== Stated task ==
Transcribe the records below exactly as they appear.

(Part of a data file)
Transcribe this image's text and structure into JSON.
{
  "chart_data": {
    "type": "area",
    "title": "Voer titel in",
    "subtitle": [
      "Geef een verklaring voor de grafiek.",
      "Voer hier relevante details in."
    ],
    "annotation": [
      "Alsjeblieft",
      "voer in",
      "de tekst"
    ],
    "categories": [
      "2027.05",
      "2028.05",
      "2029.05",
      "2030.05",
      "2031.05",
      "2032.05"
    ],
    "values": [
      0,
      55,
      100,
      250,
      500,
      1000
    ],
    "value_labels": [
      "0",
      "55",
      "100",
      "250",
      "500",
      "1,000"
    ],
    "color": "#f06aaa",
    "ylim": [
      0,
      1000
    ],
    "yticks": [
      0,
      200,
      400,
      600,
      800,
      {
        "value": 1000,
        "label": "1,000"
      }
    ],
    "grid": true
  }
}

== Exercise answer ==
Transcribe this image's text and structure into JSON.
{
  "chart_data": {
    "type": "area",
    "title": "Voer titel in",
    "subtitle": [
      "Geef een verklaring voor de grafiek.",
      "Voer hier relevante details in."
    ],
    "annotation": [
      "Alsjeblieft",
      "voer in",
      "de tekst"
    ],
    "categories": [
      "2027.05",
      "2028.05",
      "2029.05",
      "2030.05",
      "2031.05",
      "2032.05"
    ],
    "values": [
      0,
      55,
      100,
      250,
      500,
      1000
    ],
    "value_labels": [
      "0",
      "55",
      "100",
      "250",
      "500",
      "1,000"
    ],
    "color": "#f06aaa",
    "ylim": [
      0,
      1000
    ],
    "yticks": [
      0,
      200,
      400,
      600,
      800,
      {
        "value": 1000,
        "label": "1,000"
      }
    ],
    "grid": true
  }
}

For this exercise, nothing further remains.